▸ **Short exercise**
Return the material below in full and exactly.

** start of Data for this exercise **

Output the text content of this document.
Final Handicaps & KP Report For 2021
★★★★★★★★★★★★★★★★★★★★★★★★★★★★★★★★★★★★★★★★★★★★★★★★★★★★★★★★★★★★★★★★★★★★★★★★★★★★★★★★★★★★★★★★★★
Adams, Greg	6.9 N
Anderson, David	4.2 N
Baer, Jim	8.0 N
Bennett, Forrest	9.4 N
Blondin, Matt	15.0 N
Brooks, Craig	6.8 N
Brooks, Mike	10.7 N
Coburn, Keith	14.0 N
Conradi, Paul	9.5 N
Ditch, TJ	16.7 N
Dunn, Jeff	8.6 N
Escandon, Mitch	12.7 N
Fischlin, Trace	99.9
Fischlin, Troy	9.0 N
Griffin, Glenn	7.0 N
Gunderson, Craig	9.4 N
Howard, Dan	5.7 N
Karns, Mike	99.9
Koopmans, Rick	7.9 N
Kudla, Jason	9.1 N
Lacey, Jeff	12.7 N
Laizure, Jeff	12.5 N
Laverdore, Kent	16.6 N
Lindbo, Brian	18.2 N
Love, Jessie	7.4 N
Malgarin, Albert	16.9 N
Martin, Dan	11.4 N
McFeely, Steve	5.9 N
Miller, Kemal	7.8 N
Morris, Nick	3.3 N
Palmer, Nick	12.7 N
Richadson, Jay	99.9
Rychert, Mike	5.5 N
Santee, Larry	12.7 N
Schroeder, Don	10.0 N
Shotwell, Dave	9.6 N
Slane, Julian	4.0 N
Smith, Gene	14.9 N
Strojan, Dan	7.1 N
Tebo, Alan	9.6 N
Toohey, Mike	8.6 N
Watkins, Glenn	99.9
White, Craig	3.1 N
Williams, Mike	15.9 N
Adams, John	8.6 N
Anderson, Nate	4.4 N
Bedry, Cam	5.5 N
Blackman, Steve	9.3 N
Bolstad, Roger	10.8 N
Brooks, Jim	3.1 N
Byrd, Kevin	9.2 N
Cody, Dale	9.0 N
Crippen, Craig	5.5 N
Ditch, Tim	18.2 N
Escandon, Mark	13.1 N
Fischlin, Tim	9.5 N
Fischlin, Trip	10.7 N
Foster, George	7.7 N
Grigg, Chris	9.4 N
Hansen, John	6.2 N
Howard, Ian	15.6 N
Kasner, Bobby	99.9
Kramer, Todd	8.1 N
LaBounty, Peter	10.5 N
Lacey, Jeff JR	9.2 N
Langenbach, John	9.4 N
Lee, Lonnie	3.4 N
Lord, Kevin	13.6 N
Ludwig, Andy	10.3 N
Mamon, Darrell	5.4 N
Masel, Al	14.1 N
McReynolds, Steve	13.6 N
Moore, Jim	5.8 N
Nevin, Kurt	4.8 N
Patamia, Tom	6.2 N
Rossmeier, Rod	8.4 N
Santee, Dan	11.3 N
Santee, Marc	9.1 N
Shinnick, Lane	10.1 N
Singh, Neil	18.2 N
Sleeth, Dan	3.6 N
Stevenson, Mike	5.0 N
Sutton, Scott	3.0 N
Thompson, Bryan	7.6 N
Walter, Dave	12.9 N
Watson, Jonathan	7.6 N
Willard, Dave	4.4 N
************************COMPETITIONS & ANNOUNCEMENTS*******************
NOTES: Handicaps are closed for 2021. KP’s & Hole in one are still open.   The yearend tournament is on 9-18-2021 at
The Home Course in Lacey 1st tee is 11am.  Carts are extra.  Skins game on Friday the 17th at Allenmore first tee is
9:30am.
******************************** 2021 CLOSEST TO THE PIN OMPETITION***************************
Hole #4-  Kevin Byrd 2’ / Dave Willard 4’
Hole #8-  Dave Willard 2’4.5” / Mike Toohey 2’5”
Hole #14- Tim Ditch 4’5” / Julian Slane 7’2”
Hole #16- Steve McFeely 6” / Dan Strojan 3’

** end of Data for this exercise **

▸ **Solution**
Output the text content of this document.
Final Handicaps & KP Report For 2021
★★★★★★★★★★★★★★★★★★★★★★★★★★★★★★★★★★★★★★★★★★★★★★★★★★★★★★★★★★★★★★★★★★★★★★★★★★★★★★★★★★★★★★★★★★
Adams, Greg	6.9 N
Anderson, David	4.2 N
Baer, Jim	8.0 N
Bennett, Forrest	9.4 N
Blondin, Matt	15.0 N
Brooks, Craig	6.8 N
Brooks, Mike	10.7 N
Coburn, Keith	14.0 N
Conradi, Paul	9.5 N
Ditch, TJ	16.7 N
Dunn, Jeff	8.6 N
Escandon, Mitch	12.7 N
Fischlin, Trace	99.9
Fischlin, Troy	9.0 N
Griffin, Glenn	7.0 N
Gunderson, Craig	9.4 N
Howard, Dan	5.7 N
Karns, Mike	99.9
Koopmans, Rick	7.9 N
Kudla, Jason	9.1 N
Lacey, Jeff	12.7 N
Laizure, Jeff	12.5 N
Laverdore, Kent	16.6 N
Lindbo, Brian	18.2 N
Love, Jessie	7.4 N
Malgarin, Albert	16.9 N
Martin, Dan	11.4 N
McFeely, Steve	5.9 N
Miller, Kemal	7.8 N
Morris, Nick	3.3 N
Palmer, Nick	12.7 N
Richadson, Jay	99.9
Rychert, Mike	5.5 N
Santee, Larry	12.7 N
Schroeder, Don	10.0 N
Shotwell, Dave	9.6 N
Slane, Julian	4.0 N
Smith, Gene	14.9 N
Strojan, Dan	7.1 N
Tebo, Alan	9.6 N
Toohey, Mike	8.6 N
Watkins, Glenn	99.9
White, Craig	3.1 N
Williams, Mike	15.9 N
Adams, John	8.6 N
Anderson, Nate	4.4 N
Bedry, Cam	5.5 N
Blackman, Steve	9.3 N
Bolstad, Roger	10.8 N
Brooks, Jim	3.1 N
Byrd, Kevin	9.2 N
Cody, Dale	9.0 N
Crippen, Craig	5.5 N
Ditch, Tim	18.2 N
Escandon, Mark	13.1 N
Fischlin, Tim	9.5 N
Fischlin, Trip	10.7 N
Foster, George	7.7 N
Grigg, Chris	9.4 N
Hansen, John	6.2 N
Howard, Ian	15.6 N
Kasner, Bobby	99.9
Kramer, Todd	8.1 N
LaBounty, Peter	10.5 N
Lacey, Jeff JR	9.2 N
Langenbach, John	9.4 N
Lee, Lonnie	3.4 N
Lord, Kevin	13.6 N
Ludwig, Andy	10.3 N
Mamon, Darrell	5.4 N
Masel, Al	14.1 N
McReynolds, Steve	13.6 N
Moore, Jim	5.8 N
Nevin, Kurt	4.8 N
Patamia, Tom	6.2 N
Rossmeier, Rod	8.4 N
Santee, Dan	11.3 N
Santee, Marc	9.1 N
Shinnick, Lane	10.1 N
Singh, Neil	18.2 N
Sleeth, Dan	3.6 N
Stevenson, Mike	5.0 N
Sutton, Scott	3.0 N
Thompson, Bryan	7.6 N
Walter, Dave	12.9 N
Watson, Jonathan	7.6 N
Willard, Dave	4.4 N
************************COMPETITIONS & ANNOUNCEMENTS*******************
NOTES: Handicaps are closed for 2021. KP’s & Hole in one are still open.   The yearend tournament is on 9-18-2021 at
The Home Course in Lacey 1st tee is 11am.  Carts are extra.  Skins game on Friday the 17th at Allenmore first tee is
9:30am.
******************************** 2021 CLOSEST TO THE PIN OMPETITION***************************
Hole #4-  Kevin Byrd 2’ / Dave Willard 4’
Hole #8-  Dave Willard 2’4.5” / Mike Toohey 2’5”
Hole #14- Tim Ditch 4’5” / Julian Slane 7’2”
Hole #16- Steve McFeely 6” / Dan Strojan 3’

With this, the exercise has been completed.